▶ **WHAT YOU NEED TO DO**: Give every line below again, exactly.

▶ **Part of a data file**:
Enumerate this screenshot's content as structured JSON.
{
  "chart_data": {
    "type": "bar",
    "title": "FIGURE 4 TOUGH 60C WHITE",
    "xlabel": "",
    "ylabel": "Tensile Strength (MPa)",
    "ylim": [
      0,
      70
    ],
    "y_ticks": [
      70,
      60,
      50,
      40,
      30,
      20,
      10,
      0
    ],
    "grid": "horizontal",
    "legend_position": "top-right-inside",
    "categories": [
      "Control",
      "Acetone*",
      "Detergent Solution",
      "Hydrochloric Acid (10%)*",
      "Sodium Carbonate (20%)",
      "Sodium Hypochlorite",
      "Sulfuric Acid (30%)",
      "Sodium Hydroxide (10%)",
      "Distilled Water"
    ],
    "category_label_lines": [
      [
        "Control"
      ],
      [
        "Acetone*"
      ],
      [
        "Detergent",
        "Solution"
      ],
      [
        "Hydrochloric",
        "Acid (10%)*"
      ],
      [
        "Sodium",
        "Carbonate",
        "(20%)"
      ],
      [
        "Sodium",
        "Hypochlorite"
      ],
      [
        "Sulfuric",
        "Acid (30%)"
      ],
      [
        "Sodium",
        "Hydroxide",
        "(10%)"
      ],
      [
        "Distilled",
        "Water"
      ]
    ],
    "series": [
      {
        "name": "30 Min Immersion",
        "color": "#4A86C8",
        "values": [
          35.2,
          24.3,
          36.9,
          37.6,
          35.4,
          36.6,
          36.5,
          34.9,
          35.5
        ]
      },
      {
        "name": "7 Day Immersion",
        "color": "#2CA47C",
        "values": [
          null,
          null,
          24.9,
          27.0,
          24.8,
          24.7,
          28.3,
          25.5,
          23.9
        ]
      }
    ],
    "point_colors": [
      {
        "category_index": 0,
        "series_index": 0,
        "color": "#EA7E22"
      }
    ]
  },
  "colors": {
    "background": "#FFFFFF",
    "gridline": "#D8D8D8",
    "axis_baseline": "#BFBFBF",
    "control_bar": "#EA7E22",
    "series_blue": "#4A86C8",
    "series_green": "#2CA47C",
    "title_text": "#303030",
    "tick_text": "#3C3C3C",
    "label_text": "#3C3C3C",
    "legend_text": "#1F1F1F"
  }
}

▶ **ANSWER TO THIS PROBLEM**:
Enumerate this screenshot's content as structured JSON.
{
  "chart_data": {
    "type": "bar",
    "title": "FIGURE 4 TOUGH 60C WHITE",
    "xlabel": "",
    "ylabel": "Tensile Strength (MPa)",
    "ylim": [
      0,
      70
    ],
    "y_ticks": [
      70,
      60,
      50,
      40,
      30,
      20,
      10,
      0
    ],
    "grid": "horizontal",
    "legend_position": "top-right-inside",
    "categories": [
      "Control",
      "Acetone*",
      "Detergent Solution",
      "Hydrochloric Acid (10%)*",
      "Sodium Carbonate (20%)",
      "Sodium Hypochlorite",
      "Sulfuric Acid (30%)",
      "Sodium Hydroxide (10%)",
      "Distilled Water"
    ],
    "category_label_lines": [
      [
        "Control"
      ],
      [
        "Acetone*"
      ],
      [
        "Detergent",
        "Solution"
      ],
      [
        "Hydrochloric",
        "Acid (10%)*"
      ],
      [
        "Sodium",
        "Carbonate",
        "(20%)"
      ],
      [
        "Sodium",
        "Hypochlorite"
      ],
      [
        "Sulfuric",
        "Acid (30%)"
      ],
      [
        "Sodium",
        "Hydroxide",
        "(10%)"
      ],
      [
        "Distilled",
        "Water"
      ]
    ],
    "series": [
      {
        "name": "30 Min Immersion",
        "color": "#4A86C8",
        "values": [
          35.2,
          24.3,
          36.9,
          37.6,
          35.4,
          36.6,
          36.5,
          34.9,
          35.5
        ]
      },
      {
        "name": "7 Day Immersion",
        "color": "#2CA47C",
        "values": [
          null,
          null,
          24.9,
          27.0,
          24.8,
          24.7,
          28.3,
          25.5,
          23.9
        ]
      }
    ],
    "point_colors": [
      {
        "category_index": 0,
        "series_index": 0,
        "color": "#EA7E22"
      }
    ]
  },
  "colors": {
    "background": "#FFFFFF",
    "gridline": "#D8D8D8",
    "axis_baseline": "#BFBFBF",
    "control_bar": "#EA7E22",
    "series_blue": "#4A86C8",
    "series_green": "#2CA47C",
    "title_text": "#303030",
    "tick_text": "#3C3C3C",
    "label_text": "#3C3C3C",
    "legend_text": "#1F1F1F"
  }
}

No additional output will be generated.